» **Entries provided**:
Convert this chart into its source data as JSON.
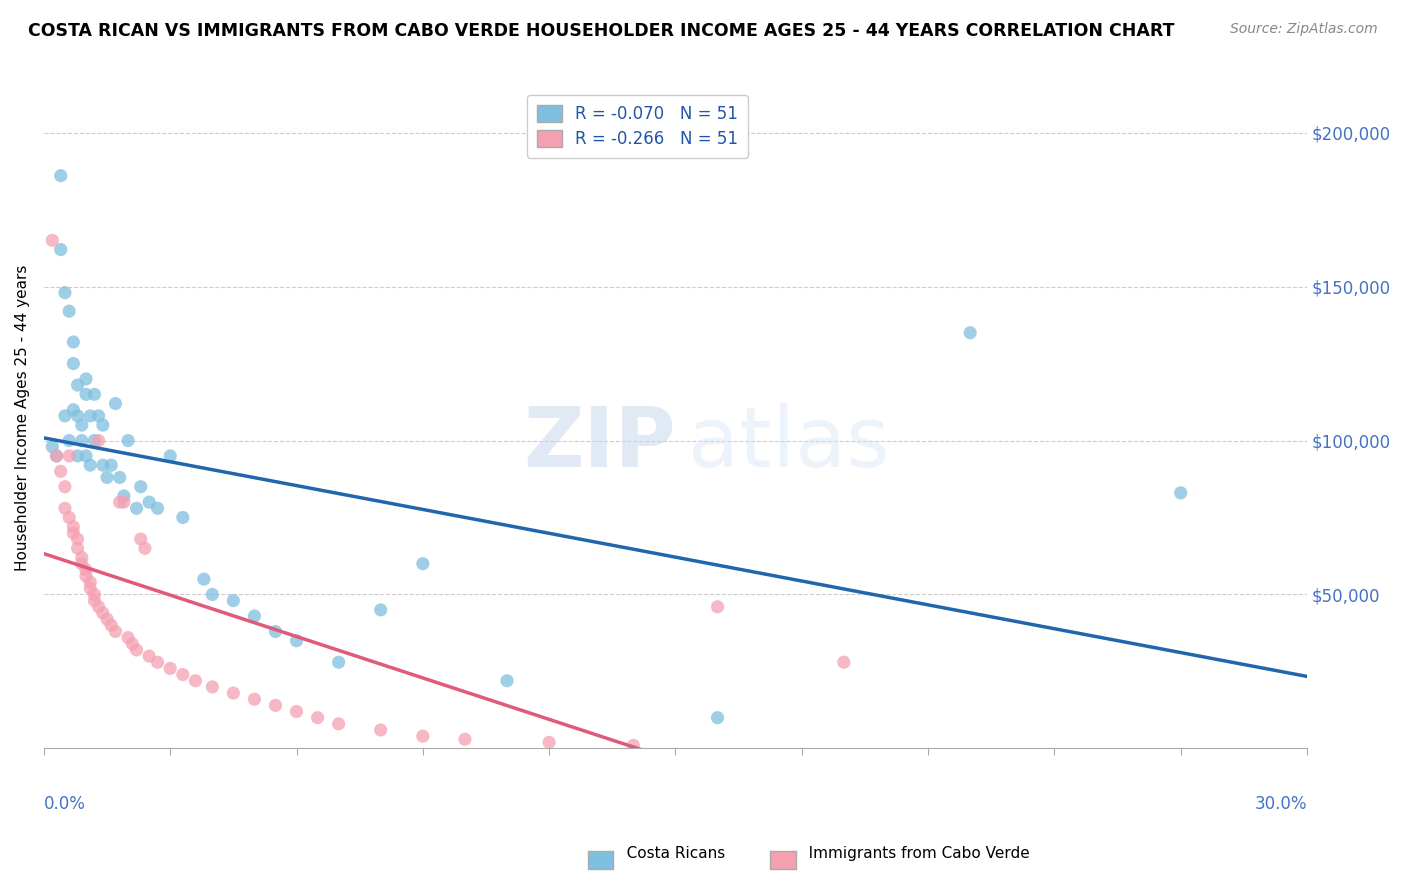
{
  "title": "COSTA RICAN VS IMMIGRANTS FROM CABO VERDE HOUSEHOLDER INCOME AGES 25 - 44 YEARS CORRELATION CHART",
  "source": "Source: ZipAtlas.com",
  "xlim": [
    0.0,
    0.3
  ],
  "ylim": [
    0,
    215000
  ],
  "legend_entry1": "R = -0.070   N = 51",
  "legend_entry2": "R = -0.266   N = 51",
  "legend_label1": "Costa Ricans",
  "legend_label2": "Immigrants from Cabo Verde",
  "blue_color": "#7fbfdf",
  "pink_color": "#f4a0b0",
  "blue_line_color": "#2166ac",
  "pink_line_color": "#e05a7a",
  "blue_x": [
    0.002,
    0.003,
    0.004,
    0.004,
    0.005,
    0.005,
    0.006,
    0.006,
    0.007,
    0.007,
    0.007,
    0.008,
    0.008,
    0.008,
    0.009,
    0.009,
    0.01,
    0.01,
    0.01,
    0.011,
    0.011,
    0.012,
    0.012,
    0.013,
    0.014,
    0.014,
    0.015,
    0.016,
    0.017,
    0.018,
    0.019,
    0.02,
    0.022,
    0.023,
    0.025,
    0.027,
    0.03,
    0.033,
    0.038,
    0.04,
    0.045,
    0.05,
    0.055,
    0.06,
    0.07,
    0.08,
    0.09,
    0.11,
    0.16,
    0.22,
    0.27
  ],
  "blue_y": [
    98000,
    95000,
    186000,
    162000,
    148000,
    108000,
    142000,
    100000,
    132000,
    125000,
    110000,
    118000,
    108000,
    95000,
    105000,
    100000,
    120000,
    115000,
    95000,
    108000,
    92000,
    115000,
    100000,
    108000,
    92000,
    105000,
    88000,
    92000,
    112000,
    88000,
    82000,
    100000,
    78000,
    85000,
    80000,
    78000,
    95000,
    75000,
    55000,
    50000,
    48000,
    43000,
    38000,
    35000,
    28000,
    45000,
    60000,
    22000,
    10000,
    135000,
    83000
  ],
  "pink_x": [
    0.002,
    0.003,
    0.004,
    0.005,
    0.005,
    0.006,
    0.006,
    0.007,
    0.007,
    0.008,
    0.008,
    0.009,
    0.009,
    0.01,
    0.01,
    0.011,
    0.011,
    0.012,
    0.012,
    0.013,
    0.013,
    0.014,
    0.015,
    0.016,
    0.017,
    0.018,
    0.019,
    0.02,
    0.021,
    0.022,
    0.023,
    0.024,
    0.025,
    0.027,
    0.03,
    0.033,
    0.036,
    0.04,
    0.045,
    0.05,
    0.055,
    0.06,
    0.065,
    0.07,
    0.08,
    0.09,
    0.1,
    0.12,
    0.14,
    0.16,
    0.19
  ],
  "pink_y": [
    165000,
    95000,
    90000,
    85000,
    78000,
    95000,
    75000,
    72000,
    70000,
    68000,
    65000,
    62000,
    60000,
    58000,
    56000,
    54000,
    52000,
    50000,
    48000,
    100000,
    46000,
    44000,
    42000,
    40000,
    38000,
    80000,
    80000,
    36000,
    34000,
    32000,
    68000,
    65000,
    30000,
    28000,
    26000,
    24000,
    22000,
    20000,
    18000,
    16000,
    14000,
    12000,
    10000,
    8000,
    6000,
    4000,
    3000,
    2000,
    1000,
    46000,
    28000
  ],
  "yticks": [
    0,
    50000,
    100000,
    150000,
    200000
  ],
  "ytick_labels": [
    "",
    "$50,000",
    "$100,000",
    "$150,000",
    "$200,000"
  ]
}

» **The task**:
All the material shown above is to be copied exactly, with no pictures carried over.

» **Reply to the task**:
Convert this chart into its source data as JSON.
{
  "title": "COSTA RICAN VS IMMIGRANTS FROM CABO VERDE HOUSEHOLDER INCOME AGES 25 - 44 YEARS CORRELATION CHART",
  "source": "Source: ZipAtlas.com",
  "xlim": [
    0.0,
    0.3
  ],
  "ylim": [
    0,
    215000
  ],
  "legend_entry1": "R = -0.070   N = 51",
  "legend_entry2": "R = -0.266   N = 51",
  "legend_label1": "Costa Ricans",
  "legend_label2": "Immigrants from Cabo Verde",
  "blue_color": "#7fbfdf",
  "pink_color": "#f4a0b0",
  "blue_line_color": "#2166ac",
  "pink_line_color": "#e05a7a",
  "blue_x": [
    0.002,
    0.003,
    0.004,
    0.004,
    0.005,
    0.005,
    0.006,
    0.006,
    0.007,
    0.007,
    0.007,
    0.008,
    0.008,
    0.008,
    0.009,
    0.009,
    0.01,
    0.01,
    0.01,
    0.011,
    0.011,
    0.012,
    0.012,
    0.013,
    0.014,
    0.014,
    0.015,
    0.016,
    0.017,
    0.018,
    0.019,
    0.02,
    0.022,
    0.023,
    0.025,
    0.027,
    0.03,
    0.033,
    0.038,
    0.04,
    0.045,
    0.05,
    0.055,
    0.06,
    0.07,
    0.08,
    0.09,
    0.11,
    0.16,
    0.22,
    0.27
  ],
  "blue_y": [
    98000,
    95000,
    186000,
    162000,
    148000,
    108000,
    142000,
    100000,
    132000,
    125000,
    110000,
    118000,
    108000,
    95000,
    105000,
    100000,
    120000,
    115000,
    95000,
    108000,
    92000,
    115000,
    100000,
    108000,
    92000,
    105000,
    88000,
    92000,
    112000,
    88000,
    82000,
    100000,
    78000,
    85000,
    80000,
    78000,
    95000,
    75000,
    55000,
    50000,
    48000,
    43000,
    38000,
    35000,
    28000,
    45000,
    60000,
    22000,
    10000,
    135000,
    83000
  ],
  "pink_x": [
    0.002,
    0.003,
    0.004,
    0.005,
    0.005,
    0.006,
    0.006,
    0.007,
    0.007,
    0.008,
    0.008,
    0.009,
    0.009,
    0.01,
    0.01,
    0.011,
    0.011,
    0.012,
    0.012,
    0.013,
    0.013,
    0.014,
    0.015,
    0.016,
    0.017,
    0.018,
    0.019,
    0.02,
    0.021,
    0.022,
    0.023,
    0.024,
    0.025,
    0.027,
    0.03,
    0.033,
    0.036,
    0.04,
    0.045,
    0.05,
    0.055,
    0.06,
    0.065,
    0.07,
    0.08,
    0.09,
    0.1,
    0.12,
    0.14,
    0.16,
    0.19
  ],
  "pink_y": [
    165000,
    95000,
    90000,
    85000,
    78000,
    95000,
    75000,
    72000,
    70000,
    68000,
    65000,
    62000,
    60000,
    58000,
    56000,
    54000,
    52000,
    50000,
    48000,
    100000,
    46000,
    44000,
    42000,
    40000,
    38000,
    80000,
    80000,
    36000,
    34000,
    32000,
    68000,
    65000,
    30000,
    28000,
    26000,
    24000,
    22000,
    20000,
    18000,
    16000,
    14000,
    12000,
    10000,
    8000,
    6000,
    4000,
    3000,
    2000,
    1000,
    46000,
    28000
  ],
  "yticks": [
    0,
    50000,
    100000,
    150000,
    200000
  ],
  "ytick_labels": [
    "",
    "$50,000",
    "$100,000",
    "$150,000",
    "$200,000"
  ]
}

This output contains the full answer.